▸ REQUEST: Among the entries below, find the lines with "التحضير" and copy them.

▸ MATERIAL FOR THIS TASK:

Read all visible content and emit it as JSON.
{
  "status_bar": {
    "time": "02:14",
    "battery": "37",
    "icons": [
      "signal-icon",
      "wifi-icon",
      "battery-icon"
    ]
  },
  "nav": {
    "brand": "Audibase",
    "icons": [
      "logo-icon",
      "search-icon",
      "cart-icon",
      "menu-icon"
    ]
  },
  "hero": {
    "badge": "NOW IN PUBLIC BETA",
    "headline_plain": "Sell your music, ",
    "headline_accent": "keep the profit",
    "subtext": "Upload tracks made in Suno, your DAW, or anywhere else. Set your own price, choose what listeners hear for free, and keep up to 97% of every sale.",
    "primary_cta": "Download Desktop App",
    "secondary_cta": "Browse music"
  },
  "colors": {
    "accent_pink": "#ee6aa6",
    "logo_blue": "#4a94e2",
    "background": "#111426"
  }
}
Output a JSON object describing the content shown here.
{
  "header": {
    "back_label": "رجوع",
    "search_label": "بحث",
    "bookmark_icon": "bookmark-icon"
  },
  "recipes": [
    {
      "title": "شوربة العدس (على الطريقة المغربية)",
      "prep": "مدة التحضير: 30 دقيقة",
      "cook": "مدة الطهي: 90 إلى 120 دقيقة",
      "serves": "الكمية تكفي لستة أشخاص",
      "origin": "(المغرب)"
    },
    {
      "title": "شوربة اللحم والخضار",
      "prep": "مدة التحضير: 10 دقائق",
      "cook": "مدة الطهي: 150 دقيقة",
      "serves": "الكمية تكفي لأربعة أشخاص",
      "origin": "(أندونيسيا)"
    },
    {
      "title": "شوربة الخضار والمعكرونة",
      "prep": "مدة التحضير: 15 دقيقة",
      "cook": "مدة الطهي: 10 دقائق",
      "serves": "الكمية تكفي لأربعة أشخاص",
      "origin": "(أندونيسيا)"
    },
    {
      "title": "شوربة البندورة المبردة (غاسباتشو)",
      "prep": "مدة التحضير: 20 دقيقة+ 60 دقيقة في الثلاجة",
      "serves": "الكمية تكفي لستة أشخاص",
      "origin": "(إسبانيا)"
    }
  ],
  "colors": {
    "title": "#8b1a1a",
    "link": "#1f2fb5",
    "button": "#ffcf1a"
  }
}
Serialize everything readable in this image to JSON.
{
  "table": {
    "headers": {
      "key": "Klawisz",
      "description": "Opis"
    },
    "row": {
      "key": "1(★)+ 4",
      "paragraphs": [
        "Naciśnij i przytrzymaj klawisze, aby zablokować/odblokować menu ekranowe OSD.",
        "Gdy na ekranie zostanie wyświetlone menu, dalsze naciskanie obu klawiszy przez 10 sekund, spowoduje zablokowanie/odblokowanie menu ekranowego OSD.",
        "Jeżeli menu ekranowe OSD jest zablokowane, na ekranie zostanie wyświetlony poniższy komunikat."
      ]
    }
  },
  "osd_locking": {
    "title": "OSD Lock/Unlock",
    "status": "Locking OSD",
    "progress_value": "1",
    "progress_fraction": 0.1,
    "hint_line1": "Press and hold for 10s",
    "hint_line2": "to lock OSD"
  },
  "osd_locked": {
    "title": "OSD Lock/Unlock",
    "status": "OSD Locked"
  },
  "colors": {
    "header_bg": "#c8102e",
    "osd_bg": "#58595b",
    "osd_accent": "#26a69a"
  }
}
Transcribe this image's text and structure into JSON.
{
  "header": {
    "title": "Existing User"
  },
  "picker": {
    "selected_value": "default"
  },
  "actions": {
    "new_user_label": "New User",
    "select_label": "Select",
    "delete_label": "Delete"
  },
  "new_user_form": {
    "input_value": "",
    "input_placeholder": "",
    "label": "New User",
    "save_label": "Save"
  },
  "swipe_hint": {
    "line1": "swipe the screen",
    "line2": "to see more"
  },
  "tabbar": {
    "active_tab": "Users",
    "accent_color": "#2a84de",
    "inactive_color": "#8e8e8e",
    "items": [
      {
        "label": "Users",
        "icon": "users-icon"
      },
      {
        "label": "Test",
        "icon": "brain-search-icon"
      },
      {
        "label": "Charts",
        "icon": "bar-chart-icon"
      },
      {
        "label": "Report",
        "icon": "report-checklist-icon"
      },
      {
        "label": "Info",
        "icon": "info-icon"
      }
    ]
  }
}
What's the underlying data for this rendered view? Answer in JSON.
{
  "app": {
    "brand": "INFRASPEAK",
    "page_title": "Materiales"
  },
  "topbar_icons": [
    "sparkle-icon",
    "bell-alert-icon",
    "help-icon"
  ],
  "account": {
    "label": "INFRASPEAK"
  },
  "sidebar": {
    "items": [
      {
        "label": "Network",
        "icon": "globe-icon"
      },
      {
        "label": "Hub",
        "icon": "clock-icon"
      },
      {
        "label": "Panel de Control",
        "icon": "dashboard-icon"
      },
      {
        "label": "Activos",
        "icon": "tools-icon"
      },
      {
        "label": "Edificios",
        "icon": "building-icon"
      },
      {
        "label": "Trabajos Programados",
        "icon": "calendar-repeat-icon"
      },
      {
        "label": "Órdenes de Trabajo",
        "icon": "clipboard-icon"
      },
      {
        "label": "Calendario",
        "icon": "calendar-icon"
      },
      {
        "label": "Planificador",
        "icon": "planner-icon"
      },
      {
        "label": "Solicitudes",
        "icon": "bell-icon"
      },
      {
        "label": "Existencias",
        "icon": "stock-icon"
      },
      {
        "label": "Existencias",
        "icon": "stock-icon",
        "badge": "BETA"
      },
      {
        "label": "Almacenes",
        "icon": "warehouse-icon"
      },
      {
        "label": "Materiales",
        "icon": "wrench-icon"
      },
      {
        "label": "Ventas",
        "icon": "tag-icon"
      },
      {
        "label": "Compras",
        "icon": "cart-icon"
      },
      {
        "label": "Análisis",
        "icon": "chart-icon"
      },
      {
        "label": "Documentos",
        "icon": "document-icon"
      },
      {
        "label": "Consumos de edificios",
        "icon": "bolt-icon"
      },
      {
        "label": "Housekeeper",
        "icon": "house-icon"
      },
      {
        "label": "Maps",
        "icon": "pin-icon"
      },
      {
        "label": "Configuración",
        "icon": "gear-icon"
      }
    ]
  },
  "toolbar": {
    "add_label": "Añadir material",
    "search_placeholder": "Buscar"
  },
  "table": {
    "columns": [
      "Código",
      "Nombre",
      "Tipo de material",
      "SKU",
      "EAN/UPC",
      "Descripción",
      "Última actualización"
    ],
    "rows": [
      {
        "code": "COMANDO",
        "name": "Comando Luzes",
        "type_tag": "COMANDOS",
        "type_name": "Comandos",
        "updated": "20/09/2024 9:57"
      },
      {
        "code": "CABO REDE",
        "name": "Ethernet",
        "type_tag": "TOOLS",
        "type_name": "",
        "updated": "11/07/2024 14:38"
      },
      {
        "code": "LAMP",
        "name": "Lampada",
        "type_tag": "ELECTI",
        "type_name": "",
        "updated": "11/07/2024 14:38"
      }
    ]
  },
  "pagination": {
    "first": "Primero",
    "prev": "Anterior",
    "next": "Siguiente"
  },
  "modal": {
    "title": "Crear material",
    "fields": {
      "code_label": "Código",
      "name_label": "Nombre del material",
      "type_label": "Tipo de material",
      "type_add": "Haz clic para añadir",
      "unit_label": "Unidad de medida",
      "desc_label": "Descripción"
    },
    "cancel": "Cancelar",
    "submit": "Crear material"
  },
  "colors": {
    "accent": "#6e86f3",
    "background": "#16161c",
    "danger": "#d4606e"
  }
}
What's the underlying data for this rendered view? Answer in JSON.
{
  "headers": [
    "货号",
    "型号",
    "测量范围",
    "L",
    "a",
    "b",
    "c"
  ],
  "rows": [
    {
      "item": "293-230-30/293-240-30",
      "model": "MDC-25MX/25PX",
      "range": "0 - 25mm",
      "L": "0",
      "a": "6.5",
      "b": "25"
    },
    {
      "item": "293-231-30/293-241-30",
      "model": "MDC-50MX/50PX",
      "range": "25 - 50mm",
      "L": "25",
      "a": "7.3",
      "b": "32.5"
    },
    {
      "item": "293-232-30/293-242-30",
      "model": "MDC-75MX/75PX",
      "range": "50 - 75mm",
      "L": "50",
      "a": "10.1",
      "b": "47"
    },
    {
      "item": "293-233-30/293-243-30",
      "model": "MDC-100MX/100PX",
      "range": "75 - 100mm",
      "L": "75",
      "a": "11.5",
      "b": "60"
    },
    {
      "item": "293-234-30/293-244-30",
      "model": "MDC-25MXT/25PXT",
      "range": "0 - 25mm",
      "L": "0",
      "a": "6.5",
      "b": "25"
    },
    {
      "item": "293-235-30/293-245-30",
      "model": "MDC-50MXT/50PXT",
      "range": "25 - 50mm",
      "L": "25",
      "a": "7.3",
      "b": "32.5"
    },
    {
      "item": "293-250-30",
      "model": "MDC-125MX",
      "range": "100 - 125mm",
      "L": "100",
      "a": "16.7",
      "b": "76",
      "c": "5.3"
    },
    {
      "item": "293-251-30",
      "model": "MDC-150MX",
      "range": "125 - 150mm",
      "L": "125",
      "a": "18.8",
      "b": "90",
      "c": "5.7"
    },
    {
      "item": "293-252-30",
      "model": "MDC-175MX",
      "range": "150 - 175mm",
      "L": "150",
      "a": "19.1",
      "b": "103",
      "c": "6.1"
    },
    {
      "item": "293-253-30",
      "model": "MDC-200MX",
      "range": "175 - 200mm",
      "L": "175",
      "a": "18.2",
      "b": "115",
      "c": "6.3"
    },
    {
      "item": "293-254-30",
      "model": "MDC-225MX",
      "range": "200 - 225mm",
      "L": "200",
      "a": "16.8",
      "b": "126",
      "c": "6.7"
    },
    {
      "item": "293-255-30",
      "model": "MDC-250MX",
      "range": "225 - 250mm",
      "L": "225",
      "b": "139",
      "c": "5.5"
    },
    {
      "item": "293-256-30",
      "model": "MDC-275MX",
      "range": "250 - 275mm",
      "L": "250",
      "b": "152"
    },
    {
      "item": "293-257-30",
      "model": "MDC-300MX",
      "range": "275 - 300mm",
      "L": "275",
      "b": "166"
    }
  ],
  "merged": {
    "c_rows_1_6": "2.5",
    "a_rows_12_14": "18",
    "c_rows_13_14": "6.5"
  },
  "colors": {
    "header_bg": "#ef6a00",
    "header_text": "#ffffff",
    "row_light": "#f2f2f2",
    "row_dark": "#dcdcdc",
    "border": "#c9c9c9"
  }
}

▸ ANSWER BELOW:
      "prep": "مدة التحضير: 30 دقيقة",
      "prep": "مدة التحضير: 10 دقائق",
      "prep": "مدة التحضير: 15 دقيقة",
      "prep": "مدة التحضير: 20 دقيقة+ 60 دقيقة في الثلاجة",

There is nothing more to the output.